### Exercise prompt
Would you copy out the whole listing exactly as given?
:::::
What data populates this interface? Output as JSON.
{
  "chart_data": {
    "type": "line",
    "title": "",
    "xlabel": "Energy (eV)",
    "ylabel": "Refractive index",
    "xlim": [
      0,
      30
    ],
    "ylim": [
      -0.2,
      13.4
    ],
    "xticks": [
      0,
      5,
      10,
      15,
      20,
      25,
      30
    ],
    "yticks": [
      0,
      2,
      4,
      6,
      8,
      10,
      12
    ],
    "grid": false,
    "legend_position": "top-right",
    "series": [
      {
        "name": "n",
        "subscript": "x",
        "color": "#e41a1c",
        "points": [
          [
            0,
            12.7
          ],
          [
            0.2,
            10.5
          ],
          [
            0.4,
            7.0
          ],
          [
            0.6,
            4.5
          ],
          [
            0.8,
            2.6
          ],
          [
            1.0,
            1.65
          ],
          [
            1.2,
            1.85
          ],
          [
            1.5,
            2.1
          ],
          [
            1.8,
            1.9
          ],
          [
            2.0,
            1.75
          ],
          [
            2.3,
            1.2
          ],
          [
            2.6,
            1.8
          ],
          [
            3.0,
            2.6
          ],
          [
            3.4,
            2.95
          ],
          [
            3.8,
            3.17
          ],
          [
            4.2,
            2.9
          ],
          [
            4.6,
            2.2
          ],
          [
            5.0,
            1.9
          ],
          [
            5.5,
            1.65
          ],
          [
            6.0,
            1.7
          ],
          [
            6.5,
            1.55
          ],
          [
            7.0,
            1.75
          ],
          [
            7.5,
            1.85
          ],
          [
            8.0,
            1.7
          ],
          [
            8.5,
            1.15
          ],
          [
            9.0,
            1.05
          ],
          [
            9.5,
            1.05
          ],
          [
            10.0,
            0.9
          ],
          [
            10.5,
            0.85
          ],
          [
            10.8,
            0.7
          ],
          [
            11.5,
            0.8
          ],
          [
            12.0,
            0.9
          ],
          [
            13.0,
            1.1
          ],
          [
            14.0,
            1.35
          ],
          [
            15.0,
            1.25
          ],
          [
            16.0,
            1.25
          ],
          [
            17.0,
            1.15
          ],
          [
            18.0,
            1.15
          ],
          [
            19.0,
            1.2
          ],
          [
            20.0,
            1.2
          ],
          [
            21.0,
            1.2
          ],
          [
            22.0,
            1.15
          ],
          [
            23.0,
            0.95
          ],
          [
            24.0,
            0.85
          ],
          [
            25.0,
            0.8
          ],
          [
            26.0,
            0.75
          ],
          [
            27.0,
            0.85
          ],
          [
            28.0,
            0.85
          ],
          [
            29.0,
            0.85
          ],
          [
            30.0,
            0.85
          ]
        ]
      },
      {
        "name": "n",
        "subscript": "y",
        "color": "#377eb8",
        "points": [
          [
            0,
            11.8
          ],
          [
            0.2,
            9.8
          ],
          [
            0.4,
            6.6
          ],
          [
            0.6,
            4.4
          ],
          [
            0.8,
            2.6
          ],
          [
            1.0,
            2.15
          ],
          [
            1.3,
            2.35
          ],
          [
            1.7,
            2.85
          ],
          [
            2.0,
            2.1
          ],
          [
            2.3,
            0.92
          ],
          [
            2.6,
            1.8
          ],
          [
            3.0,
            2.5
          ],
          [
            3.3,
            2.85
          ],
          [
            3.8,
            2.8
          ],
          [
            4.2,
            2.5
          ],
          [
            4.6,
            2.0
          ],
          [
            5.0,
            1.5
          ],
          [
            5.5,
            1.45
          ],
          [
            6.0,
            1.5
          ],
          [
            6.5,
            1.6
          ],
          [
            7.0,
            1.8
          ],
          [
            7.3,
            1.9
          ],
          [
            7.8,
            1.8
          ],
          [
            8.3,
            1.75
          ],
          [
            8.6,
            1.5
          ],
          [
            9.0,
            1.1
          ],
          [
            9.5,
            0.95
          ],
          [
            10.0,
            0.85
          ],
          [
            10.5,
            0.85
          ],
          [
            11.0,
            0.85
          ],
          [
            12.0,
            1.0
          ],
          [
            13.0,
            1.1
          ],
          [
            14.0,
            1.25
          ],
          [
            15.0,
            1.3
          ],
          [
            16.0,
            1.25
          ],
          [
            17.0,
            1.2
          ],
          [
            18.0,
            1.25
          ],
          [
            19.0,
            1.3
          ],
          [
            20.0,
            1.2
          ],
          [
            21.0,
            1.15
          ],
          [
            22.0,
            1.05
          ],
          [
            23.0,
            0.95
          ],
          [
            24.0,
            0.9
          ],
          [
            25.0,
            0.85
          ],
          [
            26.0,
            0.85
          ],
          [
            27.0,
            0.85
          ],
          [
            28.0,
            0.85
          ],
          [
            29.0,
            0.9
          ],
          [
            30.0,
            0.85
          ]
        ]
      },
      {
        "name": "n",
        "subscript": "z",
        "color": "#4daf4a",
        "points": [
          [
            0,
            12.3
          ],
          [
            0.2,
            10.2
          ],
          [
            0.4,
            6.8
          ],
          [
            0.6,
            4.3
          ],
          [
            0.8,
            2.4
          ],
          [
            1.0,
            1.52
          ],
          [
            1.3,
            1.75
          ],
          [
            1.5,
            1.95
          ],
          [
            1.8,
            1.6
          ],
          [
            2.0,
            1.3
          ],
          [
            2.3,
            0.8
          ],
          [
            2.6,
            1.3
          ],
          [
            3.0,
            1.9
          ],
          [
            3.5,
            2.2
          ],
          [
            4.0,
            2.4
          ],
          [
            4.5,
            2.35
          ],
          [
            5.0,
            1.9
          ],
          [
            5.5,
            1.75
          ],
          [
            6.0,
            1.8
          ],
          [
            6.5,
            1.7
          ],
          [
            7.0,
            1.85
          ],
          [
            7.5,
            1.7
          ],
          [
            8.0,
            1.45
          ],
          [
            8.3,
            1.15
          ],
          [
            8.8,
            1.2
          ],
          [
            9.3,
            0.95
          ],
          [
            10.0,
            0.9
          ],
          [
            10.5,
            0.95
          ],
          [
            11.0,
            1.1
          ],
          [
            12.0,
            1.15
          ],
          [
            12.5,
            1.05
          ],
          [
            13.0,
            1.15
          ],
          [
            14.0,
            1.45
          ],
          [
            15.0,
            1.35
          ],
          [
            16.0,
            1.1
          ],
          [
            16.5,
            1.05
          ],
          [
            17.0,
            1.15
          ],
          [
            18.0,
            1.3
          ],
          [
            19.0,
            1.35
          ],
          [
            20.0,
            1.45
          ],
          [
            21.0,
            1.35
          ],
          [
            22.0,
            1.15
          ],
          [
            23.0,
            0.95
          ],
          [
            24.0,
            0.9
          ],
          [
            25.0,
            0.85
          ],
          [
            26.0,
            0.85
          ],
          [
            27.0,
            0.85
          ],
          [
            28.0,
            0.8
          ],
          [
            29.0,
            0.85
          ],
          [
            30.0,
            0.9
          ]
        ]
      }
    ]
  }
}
:::::
### Exercise solution
What data populates this interface? Output as JSON.
{
  "chart_data": {
    "type": "line",
    "title": "",
    "xlabel": "Energy (eV)",
    "ylabel": "Refractive index",
    "xlim": [
      0,
      30
    ],
    "ylim": [
      -0.2,
      13.4
    ],
    "xticks": [
      0,
      5,
      10,
      15,
      20,
      25,
      30
    ],
    "yticks": [
      0,
      2,
      4,
      6,
      8,
      10,
      12
    ],
    "grid": false,
    "legend_position": "top-right",
    "series": [
      {
        "name": "n",
        "subscript": "x",
        "color": "#e41a1c",
        "points": [
          [
            0,
            12.7
          ],
          [
            0.2,
            10.5
          ],
          [
            0.4,
            7.0
          ],
          [
            0.6,
            4.5
          ],
          [
            0.8,
            2.6
          ],
          [
            1.0,
            1.65
          ],
          [
            1.2,
            1.85
          ],
          [
            1.5,
            2.1
          ],
          [
            1.8,
            1.9
          ],
          [
            2.0,
            1.75
          ],
          [
            2.3,
            1.2
          ],
          [
            2.6,
            1.8
          ],
          [
            3.0,
            2.6
          ],
          [
            3.4,
            2.95
          ],
          [
            3.8,
            3.17
          ],
          [
            4.2,
            2.9
          ],
          [
            4.6,
            2.2
          ],
          [
            5.0,
            1.9
          ],
          [
            5.5,
            1.65
          ],
          [
            6.0,
            1.7
          ],
          [
            6.5,
            1.55
          ],
          [
            7.0,
            1.75
          ],
          [
            7.5,
            1.85
          ],
          [
            8.0,
            1.7
          ],
          [
            8.5,
            1.15
          ],
          [
            9.0,
            1.05
          ],
          [
            9.5,
            1.05
          ],
          [
            10.0,
            0.9
          ],
          [
            10.5,
            0.85
          ],
          [
            10.8,
            0.7
          ],
          [
            11.5,
            0.8
          ],
          [
            12.0,
            0.9
          ],
          [
            13.0,
            1.1
          ],
          [
            14.0,
            1.35
          ],
          [
            15.0,
            1.25
          ],
          [
            16.0,
            1.25
          ],
          [
            17.0,
            1.15
          ],
          [
            18.0,
            1.15
          ],
          [
            19.0,
            1.2
          ],
          [
            20.0,
            1.2
          ],
          [
            21.0,
            1.2
          ],
          [
            22.0,
            1.15
          ],
          [
            23.0,
            0.95
          ],
          [
            24.0,
            0.85
          ],
          [
            25.0,
            0.8
          ],
          [
            26.0,
            0.75
          ],
          [
            27.0,
            0.85
          ],
          [
            28.0,
            0.85
          ],
          [
            29.0,
            0.85
          ],
          [
            30.0,
            0.85
          ]
        ]
      },
      {
        "name": "n",
        "subscript": "y",
        "color": "#377eb8",
        "points": [
          [
            0,
            11.8
          ],
          [
            0.2,
            9.8
          ],
          [
            0.4,
            6.6
          ],
          [
            0.6,
            4.4
          ],
          [
            0.8,
            2.6
          ],
          [
            1.0,
            2.15
          ],
          [
            1.3,
            2.35
          ],
          [
            1.7,
            2.85
          ],
          [
            2.0,
            2.1
          ],
          [
            2.3,
            0.92
          ],
          [
            2.6,
            1.8
          ],
          [
            3.0,
            2.5
          ],
          [
            3.3,
            2.85
          ],
          [
            3.8,
            2.8
          ],
          [
            4.2,
            2.5
          ],
          [
            4.6,
            2.0
          ],
          [
            5.0,
            1.5
          ],
          [
            5.5,
            1.45
          ],
          [
            6.0,
            1.5
          ],
          [
            6.5,
            1.6
          ],
          [
            7.0,
            1.8
          ],
          [
            7.3,
            1.9
          ],
          [
            7.8,
            1.8
          ],
          [
            8.3,
            1.75
          ],
          [
            8.6,
            1.5
          ],
          [
            9.0,
            1.1
          ],
          [
            9.5,
            0.95
          ],
          [
            10.0,
            0.85
          ],
          [
            10.5,
            0.85
          ],
          [
            11.0,
            0.85
          ],
          [
            12.0,
            1.0
          ],
          [
            13.0,
            1.1
          ],
          [
            14.0,
            1.25
          ],
          [
            15.0,
            1.3
          ],
          [
            16.0,
            1.25
          ],
          [
            17.0,
            1.2
          ],
          [
            18.0,
            1.25
          ],
          [
            19.0,
            1.3
          ],
          [
            20.0,
            1.2
          ],
          [
            21.0,
            1.15
          ],
          [
            22.0,
            1.05
          ],
          [
            23.0,
            0.95
          ],
          [
            24.0,
            0.9
          ],
          [
            25.0,
            0.85
          ],
          [
            26.0,
            0.85
          ],
          [
            27.0,
            0.85
          ],
          [
            28.0,
            0.85
          ],
          [
            29.0,
            0.9
          ],
          [
            30.0,
            0.85
          ]
        ]
      },
      {
        "name": "n",
        "subscript": "z",
        "color": "#4daf4a",
        "points": [
          [
            0,
            12.3
          ],
          [
            0.2,
            10.2
          ],
          [
            0.4,
            6.8
          ],
          [
            0.6,
            4.3
          ],
          [
            0.8,
            2.4
          ],
          [
            1.0,
            1.52
          ],
          [
            1.3,
            1.75
          ],
          [
            1.5,
            1.95
          ],
          [
            1.8,
            1.6
          ],
          [
            2.0,
            1.3
          ],
          [
            2.3,
            0.8
          ],
          [
            2.6,
            1.3
          ],
          [
            3.0,
            1.9
          ],
          [
            3.5,
            2.2
          ],
          [
            4.0,
            2.4
          ],
          [
            4.5,
            2.35
          ],
          [
            5.0,
            1.9
          ],
          [
            5.5,
            1.75
          ],
          [
            6.0,
            1.8
          ],
          [
            6.5,
            1.7
          ],
          [
            7.0,
            1.85
          ],
          [
            7.5,
            1.7
          ],
          [
            8.0,
            1.45
          ],
          [
            8.3,
            1.15
          ],
          [
            8.8,
            1.2
          ],
          [
            9.3,
            0.95
          ],
          [
            10.0,
            0.9
          ],
          [
            10.5,
            0.95
          ],
          [
            11.0,
            1.1
          ],
          [
            12.0,
            1.15
          ],
          [
            12.5,
            1.05
          ],
          [
            13.0,
            1.15
          ],
          [
            14.0,
            1.45
          ],
          [
            15.0,
            1.35
          ],
          [
            16.0,
            1.1
          ],
          [
            16.5,
            1.05
          ],
          [
            17.0,
            1.15
          ],
          [
            18.0,
            1.3
          ],
          [
            19.0,
            1.35
          ],
          [
            20.0,
            1.45
          ],
          [
            21.0,
            1.35
          ],
          [
            22.0,
            1.15
          ],
          [
            23.0,
            0.95
          ],
          [
            24.0,
            0.9
          ],
          [
            25.0,
            0.85
          ],
          [
            26.0,
            0.85
          ],
          [
            27.0,
            0.85
          ],
          [
            28.0,
            0.8
          ],
          [
            29.0,
            0.85
          ],
          [
            30.0,
            0.9
          ]
        ]
      }
    ]
  }
}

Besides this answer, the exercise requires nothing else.